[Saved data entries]
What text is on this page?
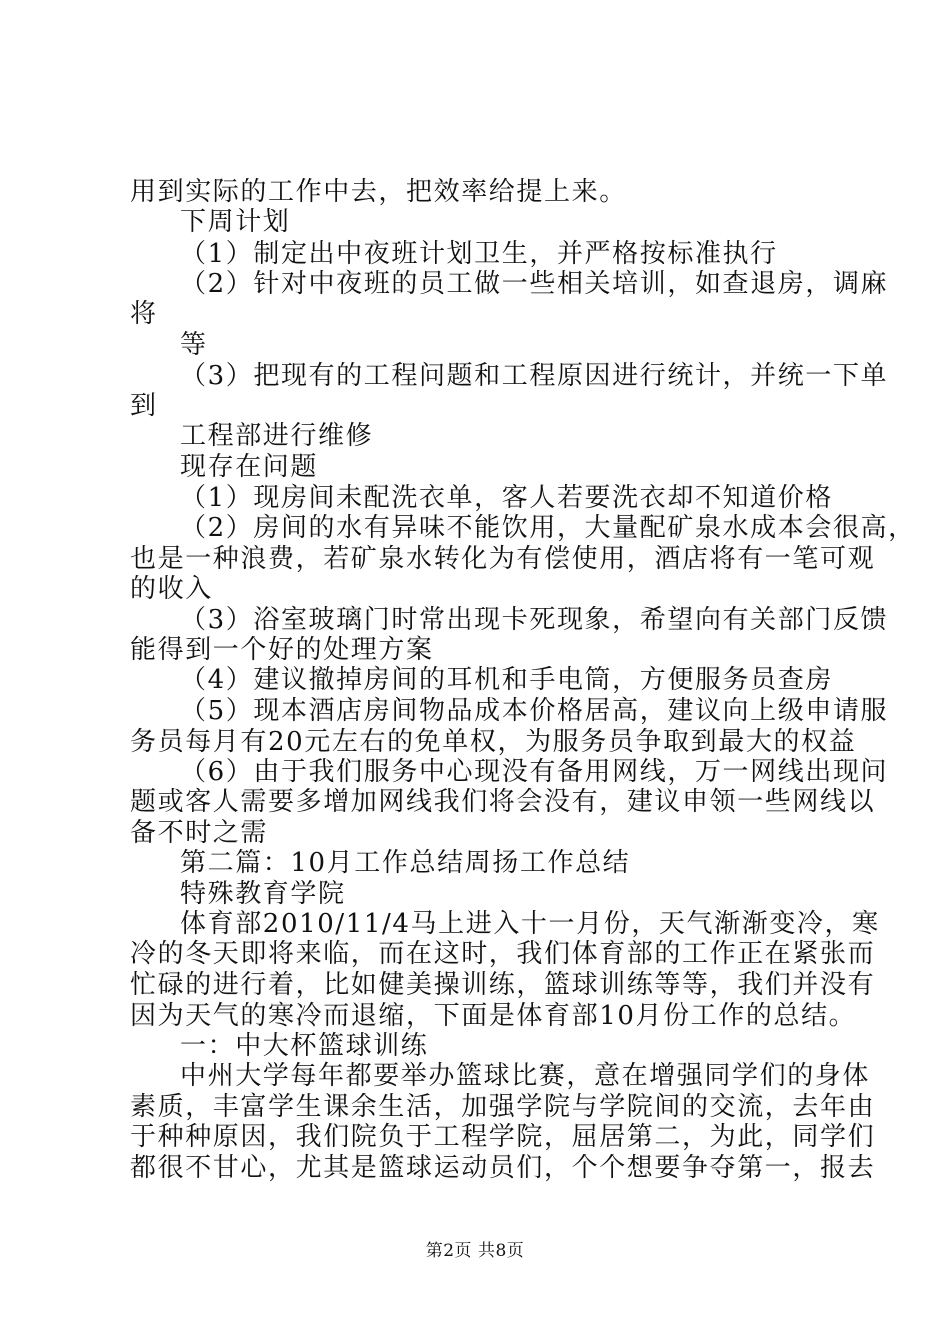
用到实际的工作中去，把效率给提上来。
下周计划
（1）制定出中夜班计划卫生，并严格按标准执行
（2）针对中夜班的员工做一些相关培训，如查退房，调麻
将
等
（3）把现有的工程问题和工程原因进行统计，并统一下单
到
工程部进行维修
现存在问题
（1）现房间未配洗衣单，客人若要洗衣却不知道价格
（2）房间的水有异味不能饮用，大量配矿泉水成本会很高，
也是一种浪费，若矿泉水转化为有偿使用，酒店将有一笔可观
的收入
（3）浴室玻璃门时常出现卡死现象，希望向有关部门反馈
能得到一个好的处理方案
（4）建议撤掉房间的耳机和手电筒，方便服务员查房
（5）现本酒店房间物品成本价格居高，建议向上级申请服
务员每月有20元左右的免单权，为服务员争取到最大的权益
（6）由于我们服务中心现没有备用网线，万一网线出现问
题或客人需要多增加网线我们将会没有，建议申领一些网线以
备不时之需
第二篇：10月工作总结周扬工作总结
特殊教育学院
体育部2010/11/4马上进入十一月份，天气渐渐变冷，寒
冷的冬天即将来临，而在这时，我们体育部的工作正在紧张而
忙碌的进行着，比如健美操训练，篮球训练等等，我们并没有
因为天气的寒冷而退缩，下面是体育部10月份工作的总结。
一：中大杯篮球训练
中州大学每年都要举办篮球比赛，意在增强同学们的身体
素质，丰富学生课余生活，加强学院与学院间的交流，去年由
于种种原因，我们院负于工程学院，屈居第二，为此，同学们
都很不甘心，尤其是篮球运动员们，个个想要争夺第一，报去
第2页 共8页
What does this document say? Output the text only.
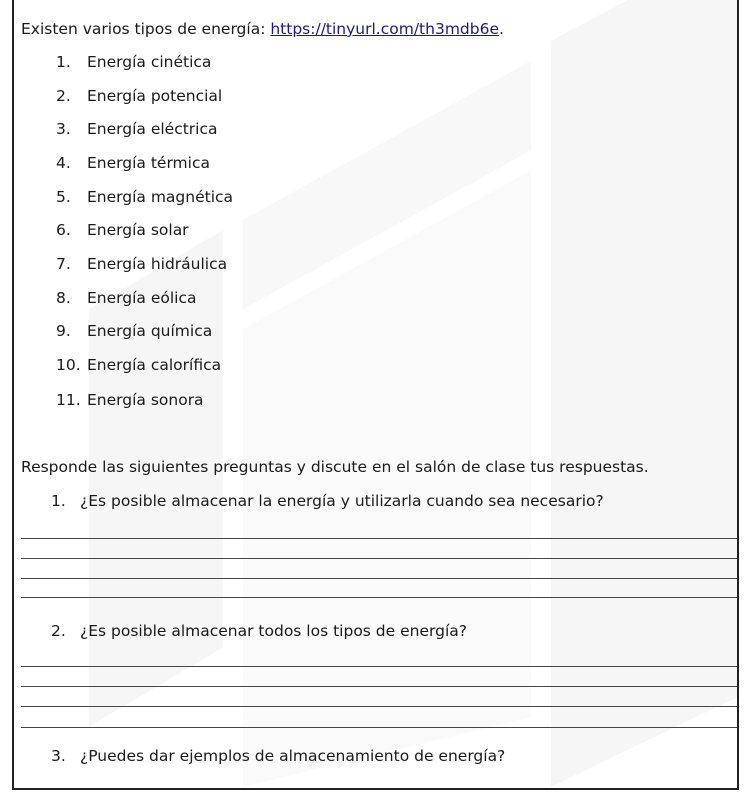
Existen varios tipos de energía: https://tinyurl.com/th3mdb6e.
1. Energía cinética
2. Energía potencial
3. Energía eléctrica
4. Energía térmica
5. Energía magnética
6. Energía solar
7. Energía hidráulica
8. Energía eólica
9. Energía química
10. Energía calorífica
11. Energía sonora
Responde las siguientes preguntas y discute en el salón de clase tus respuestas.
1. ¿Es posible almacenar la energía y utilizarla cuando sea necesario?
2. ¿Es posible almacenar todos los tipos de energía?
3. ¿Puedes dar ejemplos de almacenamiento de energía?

WHAT IS REQUIRED: Select every line in the material above where the string "text" occurs, and copy it.

SOLUTION TO THIS TASK:
What text is on this page?
What does this document say? Output the text only.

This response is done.